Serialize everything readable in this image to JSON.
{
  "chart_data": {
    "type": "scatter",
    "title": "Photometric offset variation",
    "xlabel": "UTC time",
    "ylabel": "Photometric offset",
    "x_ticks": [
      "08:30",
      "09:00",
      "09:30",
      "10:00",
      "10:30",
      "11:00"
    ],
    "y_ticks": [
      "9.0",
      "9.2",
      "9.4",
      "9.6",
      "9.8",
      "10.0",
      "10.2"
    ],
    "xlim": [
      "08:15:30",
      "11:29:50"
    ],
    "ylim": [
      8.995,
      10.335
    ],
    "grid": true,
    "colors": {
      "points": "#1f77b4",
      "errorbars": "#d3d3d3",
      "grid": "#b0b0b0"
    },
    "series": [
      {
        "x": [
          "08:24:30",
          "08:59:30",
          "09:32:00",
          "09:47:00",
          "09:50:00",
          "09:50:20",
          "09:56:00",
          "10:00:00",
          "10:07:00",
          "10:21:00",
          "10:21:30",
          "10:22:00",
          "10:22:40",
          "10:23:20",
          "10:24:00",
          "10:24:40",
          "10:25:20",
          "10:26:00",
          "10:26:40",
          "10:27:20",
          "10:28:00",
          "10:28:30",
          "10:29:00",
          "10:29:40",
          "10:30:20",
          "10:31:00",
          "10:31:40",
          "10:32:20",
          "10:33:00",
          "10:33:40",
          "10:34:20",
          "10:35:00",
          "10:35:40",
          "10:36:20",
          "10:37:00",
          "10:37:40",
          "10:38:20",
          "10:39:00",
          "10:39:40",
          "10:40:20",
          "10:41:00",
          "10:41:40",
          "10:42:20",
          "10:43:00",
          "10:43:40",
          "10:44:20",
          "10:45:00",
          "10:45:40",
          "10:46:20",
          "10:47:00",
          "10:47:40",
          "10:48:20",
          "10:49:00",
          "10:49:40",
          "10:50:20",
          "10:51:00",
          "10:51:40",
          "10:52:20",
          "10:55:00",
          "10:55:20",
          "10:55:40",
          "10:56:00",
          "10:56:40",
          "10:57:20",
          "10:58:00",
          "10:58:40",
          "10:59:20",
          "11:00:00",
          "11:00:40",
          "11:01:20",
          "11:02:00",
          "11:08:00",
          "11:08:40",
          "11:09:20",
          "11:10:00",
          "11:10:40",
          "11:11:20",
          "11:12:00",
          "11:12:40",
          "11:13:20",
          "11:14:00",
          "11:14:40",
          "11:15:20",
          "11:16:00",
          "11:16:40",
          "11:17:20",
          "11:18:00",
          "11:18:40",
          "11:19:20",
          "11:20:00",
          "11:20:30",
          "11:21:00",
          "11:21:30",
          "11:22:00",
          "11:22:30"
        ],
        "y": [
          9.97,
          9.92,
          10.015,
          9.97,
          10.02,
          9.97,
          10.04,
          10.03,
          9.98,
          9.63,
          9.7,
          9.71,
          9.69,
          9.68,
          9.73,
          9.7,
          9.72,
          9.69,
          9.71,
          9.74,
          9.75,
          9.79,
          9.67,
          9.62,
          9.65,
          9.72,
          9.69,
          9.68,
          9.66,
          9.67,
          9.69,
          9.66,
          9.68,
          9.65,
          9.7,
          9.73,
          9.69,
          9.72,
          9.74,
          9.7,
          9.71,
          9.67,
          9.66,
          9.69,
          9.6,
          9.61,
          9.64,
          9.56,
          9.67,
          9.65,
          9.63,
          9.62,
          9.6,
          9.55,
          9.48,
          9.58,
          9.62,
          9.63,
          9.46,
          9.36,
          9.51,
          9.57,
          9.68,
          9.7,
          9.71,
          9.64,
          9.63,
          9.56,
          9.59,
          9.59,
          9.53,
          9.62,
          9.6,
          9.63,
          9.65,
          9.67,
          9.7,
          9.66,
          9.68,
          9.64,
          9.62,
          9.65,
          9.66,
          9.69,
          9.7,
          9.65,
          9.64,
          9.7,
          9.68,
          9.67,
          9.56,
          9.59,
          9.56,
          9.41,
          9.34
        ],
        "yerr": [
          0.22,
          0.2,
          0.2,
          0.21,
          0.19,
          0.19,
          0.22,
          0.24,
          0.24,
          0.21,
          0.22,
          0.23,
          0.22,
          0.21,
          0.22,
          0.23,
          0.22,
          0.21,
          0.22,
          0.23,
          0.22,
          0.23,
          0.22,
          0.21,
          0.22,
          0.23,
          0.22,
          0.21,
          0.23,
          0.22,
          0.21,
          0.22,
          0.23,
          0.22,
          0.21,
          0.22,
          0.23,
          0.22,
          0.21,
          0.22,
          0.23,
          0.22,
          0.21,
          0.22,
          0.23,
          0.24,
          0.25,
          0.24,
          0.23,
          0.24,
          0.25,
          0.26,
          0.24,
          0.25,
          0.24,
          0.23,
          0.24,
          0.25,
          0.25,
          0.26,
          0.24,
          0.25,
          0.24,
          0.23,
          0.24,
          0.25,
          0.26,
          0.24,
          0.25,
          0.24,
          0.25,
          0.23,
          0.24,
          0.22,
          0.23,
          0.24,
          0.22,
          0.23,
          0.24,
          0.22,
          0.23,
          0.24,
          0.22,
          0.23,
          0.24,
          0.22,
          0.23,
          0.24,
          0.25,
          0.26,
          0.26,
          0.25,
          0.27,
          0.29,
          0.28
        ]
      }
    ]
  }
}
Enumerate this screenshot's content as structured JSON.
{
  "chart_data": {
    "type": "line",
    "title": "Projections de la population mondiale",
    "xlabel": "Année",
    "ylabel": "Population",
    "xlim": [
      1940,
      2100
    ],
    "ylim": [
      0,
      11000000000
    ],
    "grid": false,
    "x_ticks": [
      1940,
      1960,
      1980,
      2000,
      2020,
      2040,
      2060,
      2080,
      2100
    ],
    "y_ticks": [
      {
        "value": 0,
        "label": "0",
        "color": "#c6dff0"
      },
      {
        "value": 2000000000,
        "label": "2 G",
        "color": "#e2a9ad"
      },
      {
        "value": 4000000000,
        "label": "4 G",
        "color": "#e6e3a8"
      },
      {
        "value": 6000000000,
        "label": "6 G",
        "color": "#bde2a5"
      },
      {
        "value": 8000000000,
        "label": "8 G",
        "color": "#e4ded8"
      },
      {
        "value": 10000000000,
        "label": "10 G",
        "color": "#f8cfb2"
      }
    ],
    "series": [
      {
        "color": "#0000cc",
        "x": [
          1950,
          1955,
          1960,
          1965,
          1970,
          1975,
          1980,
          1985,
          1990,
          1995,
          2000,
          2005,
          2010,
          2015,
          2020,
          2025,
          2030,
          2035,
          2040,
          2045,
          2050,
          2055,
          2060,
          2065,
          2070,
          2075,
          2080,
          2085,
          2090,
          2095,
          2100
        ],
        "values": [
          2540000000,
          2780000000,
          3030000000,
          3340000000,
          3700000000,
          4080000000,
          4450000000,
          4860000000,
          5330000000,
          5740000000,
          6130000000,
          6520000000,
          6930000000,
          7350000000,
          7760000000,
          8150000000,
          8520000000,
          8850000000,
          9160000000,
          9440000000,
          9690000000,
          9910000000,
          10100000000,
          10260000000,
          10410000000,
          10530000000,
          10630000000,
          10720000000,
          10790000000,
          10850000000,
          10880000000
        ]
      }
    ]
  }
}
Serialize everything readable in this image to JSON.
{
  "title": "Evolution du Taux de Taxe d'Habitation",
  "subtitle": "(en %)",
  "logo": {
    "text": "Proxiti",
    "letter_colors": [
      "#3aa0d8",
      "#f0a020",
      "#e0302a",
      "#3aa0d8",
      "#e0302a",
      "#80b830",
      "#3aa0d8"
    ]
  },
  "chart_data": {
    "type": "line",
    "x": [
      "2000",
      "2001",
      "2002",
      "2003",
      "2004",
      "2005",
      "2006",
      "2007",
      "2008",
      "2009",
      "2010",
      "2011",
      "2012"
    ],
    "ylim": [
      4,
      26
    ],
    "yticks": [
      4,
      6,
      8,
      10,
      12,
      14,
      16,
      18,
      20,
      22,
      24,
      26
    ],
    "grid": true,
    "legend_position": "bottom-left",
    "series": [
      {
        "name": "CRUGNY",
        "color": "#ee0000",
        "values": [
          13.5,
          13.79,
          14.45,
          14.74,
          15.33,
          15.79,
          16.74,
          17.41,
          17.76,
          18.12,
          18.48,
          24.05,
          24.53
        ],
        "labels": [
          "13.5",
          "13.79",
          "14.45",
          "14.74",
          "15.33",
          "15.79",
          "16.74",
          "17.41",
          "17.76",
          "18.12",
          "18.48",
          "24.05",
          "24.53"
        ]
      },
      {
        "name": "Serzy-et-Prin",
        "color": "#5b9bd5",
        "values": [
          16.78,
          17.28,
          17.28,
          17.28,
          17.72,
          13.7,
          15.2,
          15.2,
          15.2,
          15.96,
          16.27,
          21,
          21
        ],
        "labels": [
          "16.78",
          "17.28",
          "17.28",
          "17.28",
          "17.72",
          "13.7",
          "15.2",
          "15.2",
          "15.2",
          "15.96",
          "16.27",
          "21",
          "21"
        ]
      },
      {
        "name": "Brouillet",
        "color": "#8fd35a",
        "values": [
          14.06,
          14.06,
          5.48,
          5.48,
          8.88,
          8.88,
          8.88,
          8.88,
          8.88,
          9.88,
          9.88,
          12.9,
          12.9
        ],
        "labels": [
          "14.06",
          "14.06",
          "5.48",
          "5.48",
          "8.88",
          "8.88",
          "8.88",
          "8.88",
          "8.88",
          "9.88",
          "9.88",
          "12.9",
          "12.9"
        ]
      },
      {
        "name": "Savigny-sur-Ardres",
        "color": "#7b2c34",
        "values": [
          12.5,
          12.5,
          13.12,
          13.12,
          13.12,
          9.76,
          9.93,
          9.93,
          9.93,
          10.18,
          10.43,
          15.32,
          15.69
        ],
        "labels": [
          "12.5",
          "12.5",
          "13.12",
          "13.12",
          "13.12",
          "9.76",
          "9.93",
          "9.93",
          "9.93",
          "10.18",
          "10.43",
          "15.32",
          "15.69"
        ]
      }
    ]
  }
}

> _Given instruction_
Where does the word "grid" appear? Return each line that holds it.

> _The output_
    "grid": true,
      "grid": "#b0b0b0"
    "grid": false,
    "grid": true,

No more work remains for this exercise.